A run of records:
begin

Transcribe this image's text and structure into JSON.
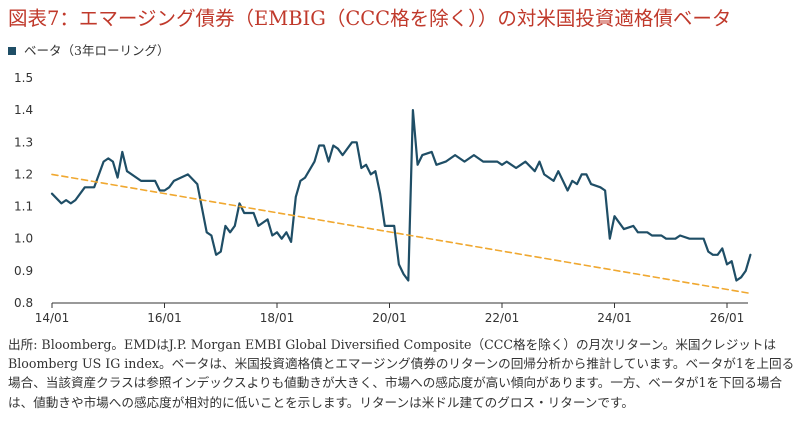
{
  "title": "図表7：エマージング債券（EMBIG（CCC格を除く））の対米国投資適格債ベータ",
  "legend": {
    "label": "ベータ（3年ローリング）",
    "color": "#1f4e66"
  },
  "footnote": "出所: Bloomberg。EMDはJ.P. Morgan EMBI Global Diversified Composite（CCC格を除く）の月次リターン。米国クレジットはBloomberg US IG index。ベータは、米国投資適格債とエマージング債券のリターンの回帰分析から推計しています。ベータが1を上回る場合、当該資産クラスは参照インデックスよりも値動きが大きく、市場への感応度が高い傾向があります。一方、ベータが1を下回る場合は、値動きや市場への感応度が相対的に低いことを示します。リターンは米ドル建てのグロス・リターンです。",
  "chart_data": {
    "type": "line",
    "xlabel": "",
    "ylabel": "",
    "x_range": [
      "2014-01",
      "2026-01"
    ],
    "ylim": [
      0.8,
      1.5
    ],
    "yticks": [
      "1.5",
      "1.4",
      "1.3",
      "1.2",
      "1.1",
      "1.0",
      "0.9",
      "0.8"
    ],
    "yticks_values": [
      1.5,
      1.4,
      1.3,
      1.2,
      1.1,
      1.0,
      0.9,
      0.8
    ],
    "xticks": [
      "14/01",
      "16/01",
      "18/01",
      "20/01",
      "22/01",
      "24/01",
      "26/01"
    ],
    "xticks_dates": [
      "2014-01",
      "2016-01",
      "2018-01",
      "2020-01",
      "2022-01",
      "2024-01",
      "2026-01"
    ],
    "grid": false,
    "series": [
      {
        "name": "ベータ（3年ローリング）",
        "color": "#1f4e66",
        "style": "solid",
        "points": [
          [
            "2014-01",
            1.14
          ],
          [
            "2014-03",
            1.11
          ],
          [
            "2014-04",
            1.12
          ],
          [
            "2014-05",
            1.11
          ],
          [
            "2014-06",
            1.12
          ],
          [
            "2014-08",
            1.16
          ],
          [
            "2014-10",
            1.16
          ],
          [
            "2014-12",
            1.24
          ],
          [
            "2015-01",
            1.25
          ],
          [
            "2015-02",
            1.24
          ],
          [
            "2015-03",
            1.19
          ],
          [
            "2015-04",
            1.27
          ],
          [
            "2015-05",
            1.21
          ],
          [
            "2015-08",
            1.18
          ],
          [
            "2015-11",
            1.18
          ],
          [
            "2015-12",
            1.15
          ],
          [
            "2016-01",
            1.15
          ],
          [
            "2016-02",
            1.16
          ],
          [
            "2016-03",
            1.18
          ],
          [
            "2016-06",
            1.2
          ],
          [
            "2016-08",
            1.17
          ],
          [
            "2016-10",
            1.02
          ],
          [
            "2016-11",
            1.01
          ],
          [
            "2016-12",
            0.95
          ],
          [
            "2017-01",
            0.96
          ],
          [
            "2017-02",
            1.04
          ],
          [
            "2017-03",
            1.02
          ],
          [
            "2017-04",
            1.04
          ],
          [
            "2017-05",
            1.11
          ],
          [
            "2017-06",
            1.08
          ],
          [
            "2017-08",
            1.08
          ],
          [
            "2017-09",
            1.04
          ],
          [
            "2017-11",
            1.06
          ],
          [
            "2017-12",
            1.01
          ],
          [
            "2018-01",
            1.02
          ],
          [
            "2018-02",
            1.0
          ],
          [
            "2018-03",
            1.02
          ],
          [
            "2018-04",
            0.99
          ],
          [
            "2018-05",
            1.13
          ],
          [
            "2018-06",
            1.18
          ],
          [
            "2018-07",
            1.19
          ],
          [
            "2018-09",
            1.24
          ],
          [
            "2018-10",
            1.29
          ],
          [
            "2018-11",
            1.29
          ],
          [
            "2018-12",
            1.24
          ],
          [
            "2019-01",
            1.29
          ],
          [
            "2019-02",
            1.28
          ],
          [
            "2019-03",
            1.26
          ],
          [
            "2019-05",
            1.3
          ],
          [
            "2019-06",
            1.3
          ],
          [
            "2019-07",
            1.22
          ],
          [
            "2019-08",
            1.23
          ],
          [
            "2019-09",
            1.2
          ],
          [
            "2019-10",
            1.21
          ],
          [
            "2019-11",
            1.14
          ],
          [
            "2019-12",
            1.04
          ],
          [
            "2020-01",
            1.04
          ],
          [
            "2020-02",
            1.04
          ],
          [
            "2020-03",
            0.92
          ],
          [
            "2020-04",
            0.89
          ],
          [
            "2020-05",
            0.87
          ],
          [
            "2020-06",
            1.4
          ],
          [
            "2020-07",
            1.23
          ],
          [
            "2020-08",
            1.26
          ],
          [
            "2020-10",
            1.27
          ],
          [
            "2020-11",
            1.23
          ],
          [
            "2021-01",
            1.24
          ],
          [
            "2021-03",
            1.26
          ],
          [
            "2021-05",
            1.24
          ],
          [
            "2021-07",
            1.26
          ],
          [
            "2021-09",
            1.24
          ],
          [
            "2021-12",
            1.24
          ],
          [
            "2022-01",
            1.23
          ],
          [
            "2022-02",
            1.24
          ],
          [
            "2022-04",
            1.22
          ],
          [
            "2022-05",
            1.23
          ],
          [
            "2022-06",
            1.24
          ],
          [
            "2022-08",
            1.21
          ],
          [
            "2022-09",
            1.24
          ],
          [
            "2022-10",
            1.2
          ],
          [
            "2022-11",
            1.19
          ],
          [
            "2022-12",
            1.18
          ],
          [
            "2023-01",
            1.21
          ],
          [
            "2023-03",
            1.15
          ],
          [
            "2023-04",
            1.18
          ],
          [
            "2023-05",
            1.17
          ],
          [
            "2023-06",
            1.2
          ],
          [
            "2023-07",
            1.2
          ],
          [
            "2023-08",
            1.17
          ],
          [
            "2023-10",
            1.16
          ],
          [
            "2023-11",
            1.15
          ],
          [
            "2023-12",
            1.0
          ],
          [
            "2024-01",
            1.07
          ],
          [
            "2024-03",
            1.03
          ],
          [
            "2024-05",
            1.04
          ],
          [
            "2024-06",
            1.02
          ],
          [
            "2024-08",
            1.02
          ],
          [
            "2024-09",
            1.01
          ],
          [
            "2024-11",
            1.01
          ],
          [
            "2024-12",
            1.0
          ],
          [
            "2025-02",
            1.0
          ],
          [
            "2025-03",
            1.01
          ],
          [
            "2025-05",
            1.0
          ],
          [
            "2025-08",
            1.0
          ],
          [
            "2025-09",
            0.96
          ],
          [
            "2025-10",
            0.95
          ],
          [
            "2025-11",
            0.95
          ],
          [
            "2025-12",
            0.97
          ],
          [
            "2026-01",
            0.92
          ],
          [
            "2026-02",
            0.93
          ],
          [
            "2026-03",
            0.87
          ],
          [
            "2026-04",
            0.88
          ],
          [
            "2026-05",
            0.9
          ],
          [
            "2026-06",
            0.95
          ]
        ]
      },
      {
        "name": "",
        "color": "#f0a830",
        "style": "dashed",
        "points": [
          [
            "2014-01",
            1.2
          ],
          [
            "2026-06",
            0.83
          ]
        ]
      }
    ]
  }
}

end

THE EXERCISE
Reproduce all the entries that precede this task, word for word, minus any pictures.

THE COMPLETED TASK
Transcribe this image's text and structure into JSON.
{
  "title": "図表7：エマージング債券（EMBIG（CCC格を除く））の対米国投資適格債ベータ",
  "legend": {
    "label": "ベータ（3年ローリング）",
    "color": "#1f4e66"
  },
  "footnote": "出所: Bloomberg。EMDはJ.P. Morgan EMBI Global Diversified Composite（CCC格を除く）の月次リターン。米国クレジットはBloomberg US IG index。ベータは、米国投資適格債とエマージング債券のリターンの回帰分析から推計しています。ベータが1を上回る場合、当該資産クラスは参照インデックスよりも値動きが大きく、市場への感応度が高い傾向があります。一方、ベータが1を下回る場合は、値動きや市場への感応度が相対的に低いことを示します。リターンは米ドル建てのグロス・リターンです。",
  "chart_data": {
    "type": "line",
    "xlabel": "",
    "ylabel": "",
    "x_range": [
      "2014-01",
      "2026-01"
    ],
    "ylim": [
      0.8,
      1.5
    ],
    "yticks": [
      "1.5",
      "1.4",
      "1.3",
      "1.2",
      "1.1",
      "1.0",
      "0.9",
      "0.8"
    ],
    "yticks_values": [
      1.5,
      1.4,
      1.3,
      1.2,
      1.1,
      1.0,
      0.9,
      0.8
    ],
    "xticks": [
      "14/01",
      "16/01",
      "18/01",
      "20/01",
      "22/01",
      "24/01",
      "26/01"
    ],
    "xticks_dates": [
      "2014-01",
      "2016-01",
      "2018-01",
      "2020-01",
      "2022-01",
      "2024-01",
      "2026-01"
    ],
    "grid": false,
    "series": [
      {
        "name": "ベータ（3年ローリング）",
        "color": "#1f4e66",
        "style": "solid",
        "points": [
          [
            "2014-01",
            1.14
          ],
          [
            "2014-03",
            1.11
          ],
          [
            "2014-04",
            1.12
          ],
          [
            "2014-05",
            1.11
          ],
          [
            "2014-06",
            1.12
          ],
          [
            "2014-08",
            1.16
          ],
          [
            "2014-10",
            1.16
          ],
          [
            "2014-12",
            1.24
          ],
          [
            "2015-01",
            1.25
          ],
          [
            "2015-02",
            1.24
          ],
          [
            "2015-03",
            1.19
          ],
          [
            "2015-04",
            1.27
          ],
          [
            "2015-05",
            1.21
          ],
          [
            "2015-08",
            1.18
          ],
          [
            "2015-11",
            1.18
          ],
          [
            "2015-12",
            1.15
          ],
          [
            "2016-01",
            1.15
          ],
          [
            "2016-02",
            1.16
          ],
          [
            "2016-03",
            1.18
          ],
          [
            "2016-06",
            1.2
          ],
          [
            "2016-08",
            1.17
          ],
          [
            "2016-10",
            1.02
          ],
          [
            "2016-11",
            1.01
          ],
          [
            "2016-12",
            0.95
          ],
          [
            "2017-01",
            0.96
          ],
          [
            "2017-02",
            1.04
          ],
          [
            "2017-03",
            1.02
          ],
          [
            "2017-04",
            1.04
          ],
          [
            "2017-05",
            1.11
          ],
          [
            "2017-06",
            1.08
          ],
          [
            "2017-08",
            1.08
          ],
          [
            "2017-09",
            1.04
          ],
          [
            "2017-11",
            1.06
          ],
          [
            "2017-12",
            1.01
          ],
          [
            "2018-01",
            1.02
          ],
          [
            "2018-02",
            1.0
          ],
          [
            "2018-03",
            1.02
          ],
          [
            "2018-04",
            0.99
          ],
          [
            "2018-05",
            1.13
          ],
          [
            "2018-06",
            1.18
          ],
          [
            "2018-07",
            1.19
          ],
          [
            "2018-09",
            1.24
          ],
          [
            "2018-10",
            1.29
          ],
          [
            "2018-11",
            1.29
          ],
          [
            "2018-12",
            1.24
          ],
          [
            "2019-01",
            1.29
          ],
          [
            "2019-02",
            1.28
          ],
          [
            "2019-03",
            1.26
          ],
          [
            "2019-05",
            1.3
          ],
          [
            "2019-06",
            1.3
          ],
          [
            "2019-07",
            1.22
          ],
          [
            "2019-08",
            1.23
          ],
          [
            "2019-09",
            1.2
          ],
          [
            "2019-10",
            1.21
          ],
          [
            "2019-11",
            1.14
          ],
          [
            "2019-12",
            1.04
          ],
          [
            "2020-01",
            1.04
          ],
          [
            "2020-02",
            1.04
          ],
          [
            "2020-03",
            0.92
          ],
          [
            "2020-04",
            0.89
          ],
          [
            "2020-05",
            0.87
          ],
          [
            "2020-06",
            1.4
          ],
          [
            "2020-07",
            1.23
          ],
          [
            "2020-08",
            1.26
          ],
          [
            "2020-10",
            1.27
          ],
          [
            "2020-11",
            1.23
          ],
          [
            "2021-01",
            1.24
          ],
          [
            "2021-03",
            1.26
          ],
          [
            "2021-05",
            1.24
          ],
          [
            "2021-07",
            1.26
          ],
          [
            "2021-09",
            1.24
          ],
          [
            "2021-12",
            1.24
          ],
          [
            "2022-01",
            1.23
          ],
          [
            "2022-02",
            1.24
          ],
          [
            "2022-04",
            1.22
          ],
          [
            "2022-05",
            1.23
          ],
          [
            "2022-06",
            1.24
          ],
          [
            "2022-08",
            1.21
          ],
          [
            "2022-09",
            1.24
          ],
          [
            "2022-10",
            1.2
          ],
          [
            "2022-11",
            1.19
          ],
          [
            "2022-12",
            1.18
          ],
          [
            "2023-01",
            1.21
          ],
          [
            "2023-03",
            1.15
          ],
          [
            "2023-04",
            1.18
          ],
          [
            "2023-05",
            1.17
          ],
          [
            "2023-06",
            1.2
          ],
          [
            "2023-07",
            1.2
          ],
          [
            "2023-08",
            1.17
          ],
          [
            "2023-10",
            1.16
          ],
          [
            "2023-11",
            1.15
          ],
          [
            "2023-12",
            1.0
          ],
          [
            "2024-01",
            1.07
          ],
          [
            "2024-03",
            1.03
          ],
          [
            "2024-05",
            1.04
          ],
          [
            "2024-06",
            1.02
          ],
          [
            "2024-08",
            1.02
          ],
          [
            "2024-09",
            1.01
          ],
          [
            "2024-11",
            1.01
          ],
          [
            "2024-12",
            1.0
          ],
          [
            "2025-02",
            1.0
          ],
          [
            "2025-03",
            1.01
          ],
          [
            "2025-05",
            1.0
          ],
          [
            "2025-08",
            1.0
          ],
          [
            "2025-09",
            0.96
          ],
          [
            "2025-10",
            0.95
          ],
          [
            "2025-11",
            0.95
          ],
          [
            "2025-12",
            0.97
          ],
          [
            "2026-01",
            0.92
          ],
          [
            "2026-02",
            0.93
          ],
          [
            "2026-03",
            0.87
          ],
          [
            "2026-04",
            0.88
          ],
          [
            "2026-05",
            0.9
          ],
          [
            "2026-06",
            0.95
          ]
        ]
      },
      {
        "name": "",
        "color": "#f0a830",
        "style": "dashed",
        "points": [
          [
            "2014-01",
            1.2
          ],
          [
            "2026-06",
            0.83
          ]
        ]
      }
    ]
  }
}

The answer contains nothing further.